C’è stato chi scriveva distrattamente, svogliatamente, episodicamente, e allora ti chiedevi perché diavolo volesse far parte di una webzine che come ragione sociale aveva proprio quello: scrivere. Dovevi andare a svegliarlo tutte le mattine, come la sua mamma, perché lui di alzarsi dal letto proprio non aveva voglia.
C’è stato chi ha scritto sonore panzane, eppure non sono mai intervenuto su una riga di contenuto di nessuno, mai. Di grammatica e sintattica ne ho corretta tanta, ma ho sempre ritenuto che ognuno avesse l’onore e l’onere di dire la propria anche se questo finiva con l’essere identificato con una presunta linea editoriale della webzine che invece la webzine non aveva, perché era sostanzialmente un collettivo di battitori liberi sebbene coordinati da un tizio che poi materialmente si occupava di mettere online i pezzi.
Questo ha nociuto alla webzine?
Sicuramente, ma così facendo mi sono sempre sentito corretto nei confronti di tutti.
Si parla molto delle magagne dei redattori di webzine, un mondo di metallari barbosi, ottusi, retrogradi e moralmente abbietti, ma si parla molto poco del mondo delle label e di chi si rivolge ai Media per promuovere i propri prodotti.
Naturalmente tutto va retrodatato al periodo 2005-2015, come detto in premessa, oggi i social hanno abbastanza squinternato tutto, ma almeno finché sono stato il collettore delle mail di etichette, agenzie e manager a vario titolo, ne ho collezionate tante di situazioni strambe.

* _RICHIESTA DATA 1_:
Cita dal brano sulla webzine la parte che si apre con le parole contenenti "C’è stato chi scriveva" e si chiude con "nociuto alla webzine?".

* _DATI MOSTRATI_:
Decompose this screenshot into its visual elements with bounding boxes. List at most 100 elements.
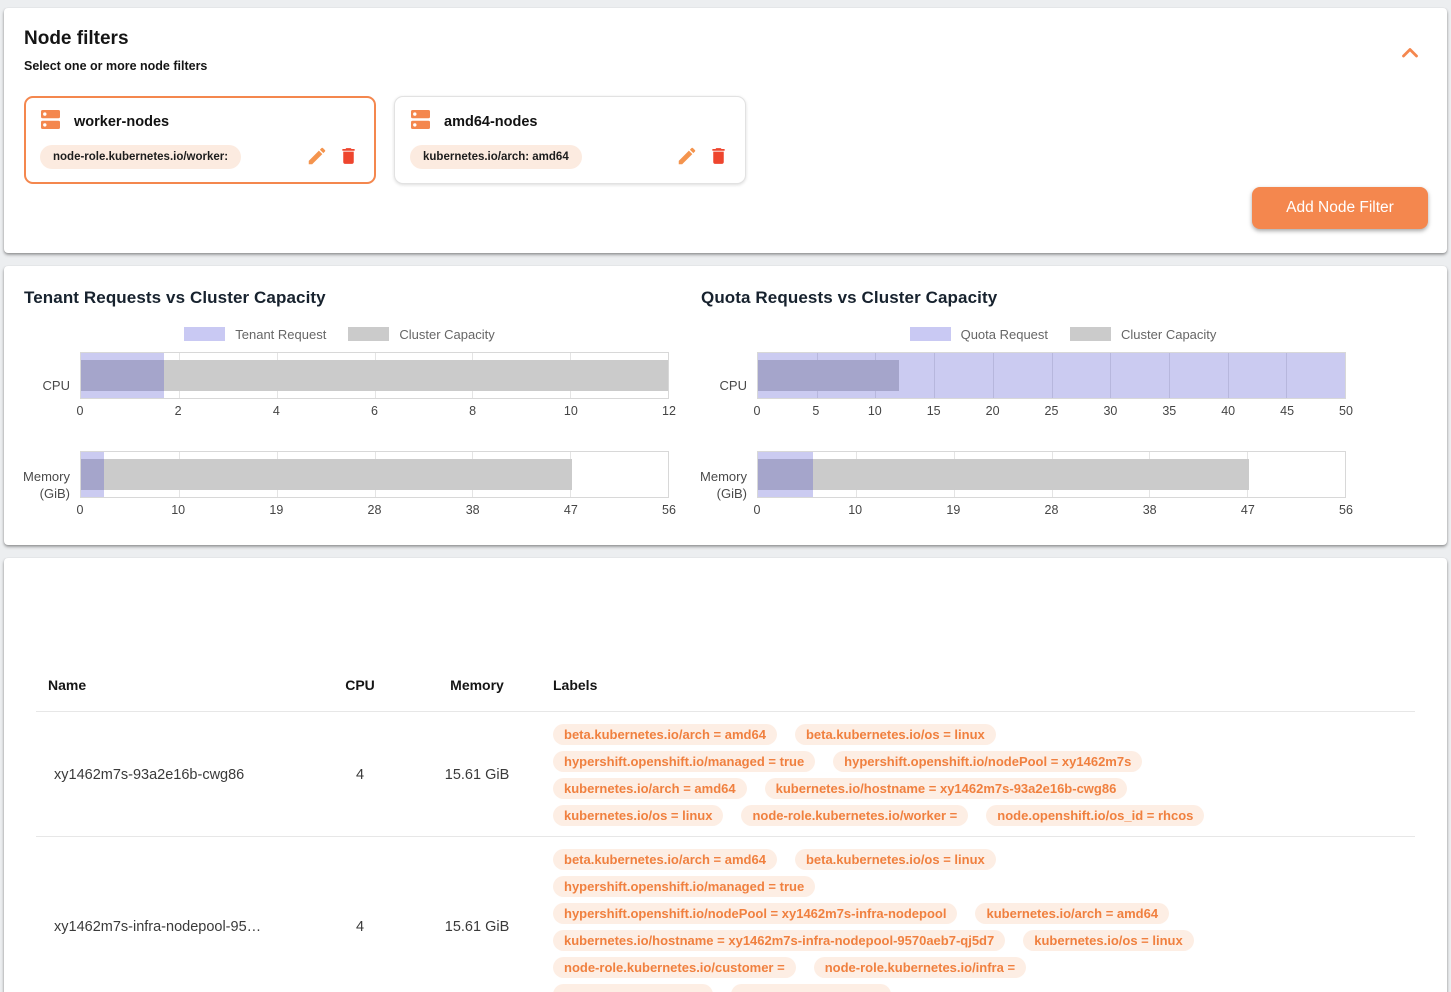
server-icon bbox=[410, 109, 431, 135]
delete-filter-button[interactable] bbox=[706, 145, 730, 169]
table-row: xy1462m7s-93a2e16b-cwg86415.61 GiBbeta.k… bbox=[36, 711, 1415, 836]
axis-ticks: 0101928384756 bbox=[80, 503, 669, 520]
delete-filter-button[interactable] bbox=[336, 145, 360, 169]
legend-swatch bbox=[184, 327, 225, 341]
tick-label: 12 bbox=[662, 404, 676, 418]
tick-label: 40 bbox=[1221, 404, 1235, 418]
label-chip: node-role.kubernetes.io/worker = bbox=[741, 805, 968, 826]
pencil-icon bbox=[306, 155, 328, 170]
axis-row-label: Memory (GiB) bbox=[24, 451, 80, 520]
tick-label: 38 bbox=[466, 503, 480, 517]
label-chip-line: hypershift.openshift.io/managed = true bbox=[553, 876, 1415, 897]
label-chip-line: beta.kubernetes.io/arch = amd64 beta.kube… bbox=[553, 849, 1415, 870]
chart-row-memory: Memory (GiB)0101928384756 bbox=[24, 451, 677, 520]
label-chip: hypershift.openshift.io/nodePool = xy146… bbox=[553, 903, 957, 924]
label-chip: beta.kubernetes.io/os = linux bbox=[795, 849, 996, 870]
node-filters-panel: Node filters Select one or more node fil… bbox=[4, 8, 1447, 253]
label-chip-line: beta.kubernetes.io/arch = amd64beta.kube… bbox=[553, 724, 1415, 745]
bar-track-wrap: 0101928384756 bbox=[757, 451, 1346, 520]
tick-label: 20 bbox=[986, 404, 1000, 418]
label-chip-line: kubernetes.io/os = linuxnode-role.kubern… bbox=[553, 805, 1415, 826]
legend-label: Tenant Request bbox=[235, 327, 326, 342]
tick-label: 0 bbox=[754, 503, 761, 517]
tick-label: 56 bbox=[1339, 503, 1353, 517]
nodes-table-panel: NameCPUMemoryLabels xy1462m7s-93a2e16b-c… bbox=[4, 558, 1447, 992]
tick-label: 8 bbox=[469, 404, 476, 418]
tick-label: 38 bbox=[1143, 503, 1157, 517]
charts-panel: Tenant Requests vs Cluster CapacityTenan… bbox=[4, 266, 1447, 545]
bar-track-wrap: 024681012 bbox=[80, 352, 669, 421]
filter-name: worker-nodes bbox=[74, 114, 169, 130]
capacity-bar bbox=[758, 459, 1249, 490]
tick-label: 19 bbox=[946, 503, 960, 517]
label-chip: kubernetes.io/hostname = xy1462m7s-93a2e… bbox=[765, 778, 1128, 799]
table-header-labels: Labels bbox=[547, 677, 1415, 693]
label-chip: beta.kubernetes.io/arch = amd64 bbox=[553, 724, 777, 745]
tick-label: 4 bbox=[273, 404, 280, 418]
request-bar bbox=[81, 353, 164, 398]
filter-card-header: worker-nodes bbox=[40, 109, 360, 135]
label-chip: beta.kubernetes.io/arch = amd64 bbox=[553, 849, 777, 870]
legend-label: Cluster Capacity bbox=[1121, 327, 1216, 342]
add-node-filter-button[interactable]: Add Node Filter bbox=[1252, 187, 1428, 229]
tick-label: 19 bbox=[269, 503, 283, 517]
bar-track-wrap: 0101928384756 bbox=[80, 451, 669, 520]
label-chip-line: kubernetes.io/arch = amd64kubernetes.io/… bbox=[553, 778, 1415, 799]
trash-icon bbox=[708, 155, 729, 170]
label-chip bbox=[553, 984, 713, 992]
cell-name: xy1462m7s-93a2e16b-cwg86 bbox=[36, 767, 330, 783]
tick-label: 28 bbox=[1045, 503, 1059, 517]
legend-swatch bbox=[910, 327, 951, 341]
table-row: xy1462m7s-infra-nodepool-95…415.61 GiBbe… bbox=[36, 836, 1415, 992]
cell-memory: 15.61 GiB bbox=[407, 919, 547, 935]
filter-card-amd64-nodes[interactable]: amd64-nodes kubernetes.io/arch: amd64 bbox=[394, 96, 746, 184]
filter-label-chip: node-role.kubernetes.io/worker: bbox=[40, 145, 241, 169]
page: { "node_filters": { "title": "Node filte… bbox=[0, 8, 1451, 992]
filter-card-header: amd64-nodes bbox=[410, 109, 730, 135]
chevron-up-icon bbox=[1401, 47, 1419, 62]
cell-name: xy1462m7s-infra-nodepool-95… bbox=[36, 919, 330, 935]
label-chip: node-role.kubernetes.io/customer = bbox=[553, 957, 796, 978]
label-chip: kubernetes.io/arch = amd64 bbox=[975, 903, 1169, 924]
table-header-name: Name bbox=[36, 677, 330, 693]
tick-label: 56 bbox=[662, 503, 676, 517]
panel-subtitle: Select one or more node filters bbox=[24, 59, 1427, 73]
edit-filter-button[interactable] bbox=[675, 145, 699, 169]
trash-icon bbox=[338, 155, 359, 170]
table-header-memory: Memory bbox=[407, 677, 547, 693]
capacity-bar bbox=[81, 459, 572, 490]
filter-actions bbox=[675, 145, 730, 169]
tick-label: 0 bbox=[77, 503, 84, 517]
tick-label: 35 bbox=[1162, 404, 1176, 418]
filter-card-worker-nodes[interactable]: worker-nodes node-role.kubernetes.io/work… bbox=[24, 96, 376, 184]
tick-label: 47 bbox=[1241, 503, 1255, 517]
capacity-bar bbox=[81, 360, 668, 391]
label-chip-line: hypershift.openshift.io/nodePool = xy146… bbox=[553, 903, 1415, 924]
label-chip-line: kubernetes.io/hostname = xy1462m7s-infra… bbox=[553, 930, 1415, 951]
filter-card-body: kubernetes.io/arch: amd64 bbox=[410, 145, 730, 169]
filter-card-body: node-role.kubernetes.io/worker: bbox=[40, 145, 360, 169]
bar-track bbox=[80, 451, 669, 498]
table-body: xy1462m7s-93a2e16b-cwg86415.61 GiBbeta.k… bbox=[36, 711, 1415, 992]
legend-label: Quota Request bbox=[961, 327, 1048, 342]
legend-swatch bbox=[1070, 327, 1111, 341]
tick-label: 30 bbox=[1103, 404, 1117, 418]
request-bar bbox=[758, 353, 1345, 398]
tick-label: 0 bbox=[77, 404, 84, 418]
axis-ticks: 05101520253035404550 bbox=[757, 404, 1346, 421]
bar-track bbox=[757, 352, 1346, 399]
edit-filter-button[interactable] bbox=[305, 145, 329, 169]
collapse-panel-button[interactable] bbox=[1401, 46, 1419, 62]
legend-label: Cluster Capacity bbox=[399, 327, 494, 342]
legend-swatch bbox=[348, 327, 389, 341]
label-chip: hypershift.openshift.io/managed = true bbox=[553, 751, 815, 772]
label-chip: kubernetes.io/hostname = xy1462m7s-infra… bbox=[553, 930, 1005, 951]
bar-track bbox=[757, 451, 1346, 498]
tick-label: 45 bbox=[1280, 404, 1294, 418]
label-chip: hypershift.openshift.io/managed = true bbox=[553, 876, 815, 897]
label-chip: node.openshift.io/os_id = rhcos bbox=[986, 805, 1204, 826]
tick-label: 50 bbox=[1339, 404, 1353, 418]
tick-label: 2 bbox=[175, 404, 182, 418]
tick-label: 10 bbox=[848, 503, 862, 517]
server-icon bbox=[40, 109, 61, 135]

* _RICHIESTA DATA 2_:
Disponi come tabella Markdown, con le colonne Numero e Riga, le righe dei dati che vanno da quella contenente "server-icon bbox=[410, 109, 431, 135]" a quella contenente "label-chip: beta.kubernetes.io/os = linux", estremi compresi, senza righe vuote.

* _SOLUZIONE SCRITTA 1_:
C’è stato chi scriveva distrattamente, svogliatamente, episodicamente, e allora ti chiedevi perché diavolo volesse far parte di una webzine che come ragione sociale aveva proprio quello: scrivere. Dovevi andare a svegliarlo tutte le mattine, come la sua mamma, perché lui di alzarsi dal letto proprio non aveva voglia.
C’è stato chi ha scritto sonore panzane, eppure non sono mai intervenuto su una riga di contenuto di nessuno, mai. Di grammatica e sintattica ne ho corretta tanta, ma ho sempre ritenuto che ognuno avesse l’onore e l’onere di dire la propria anche se questo finiva con l’essere identificato con una presunta linea editoriale della webzine che invece la webzine non aveva, perché era sostanzialmente un collettivo di battitori liberi sebbene coordinati da un tizio che poi materialmente si occupava di mettere online i pezzi.
Questo ha nociuto alla webzine?

* _SOLUZIONE SCRITTA 2_:
| Numero | Riga |
|---|---|
| 1 | server-icon bbox=[410, 109, 431, 135] |
| 2 | delete-filter-button[interactable] bbox=[706, 145, 730, 169] |
| 3 | table-row: xy1462m7s-93a2e16b-cwg86415.61 GiBbeta.k… bbox=[36, 711, 1415, 836] |
| 4 | axis-ticks: 0101928384756 bbox=[80, 503, 669, 520] |
| 5 | delete-filter-button[interactable] bbox=[336, 145, 360, 169] |
| 6 | legend-swatch bbox=[184, 327, 225, 341] |
| 7 | tick-label: 12 bbox=[662, 404, 676, 418] |
| 8 | tick-label: 40 bbox=[1221, 404, 1235, 418] |
| 9 | label-chip: node-role.kubernetes.io/worker = bbox=[741, 805, 968, 826] |
| 10 | pencil-icon bbox=[306, 155, 328, 170] |
| 11 | axis-row-label: Memory (GiB) bbox=[24, 451, 80, 520] |
| 12 | tick-label: 38 bbox=[466, 503, 480, 517] |
| 13 | label-chip-line: hypershift.openshift.io/managed = true bbox=[553, 876, 1415, 897] |
| 14 | label-chip-line: beta.kubernetes.io/arch = amd64 beta.kube… bbox=[553, 849, 1415, 870] |
| 15 | chart-row-memory: Memory (GiB)0101928384756 bbox=[24, 451, 677, 520] |
| 16 | label-chip: hypershift.openshift.io/nodePool = xy146… bbox=[553, 903, 957, 924] |
| 17 | label-chip: beta.kubernetes.io/os = linux bbox=[795, 849, 996, 870] |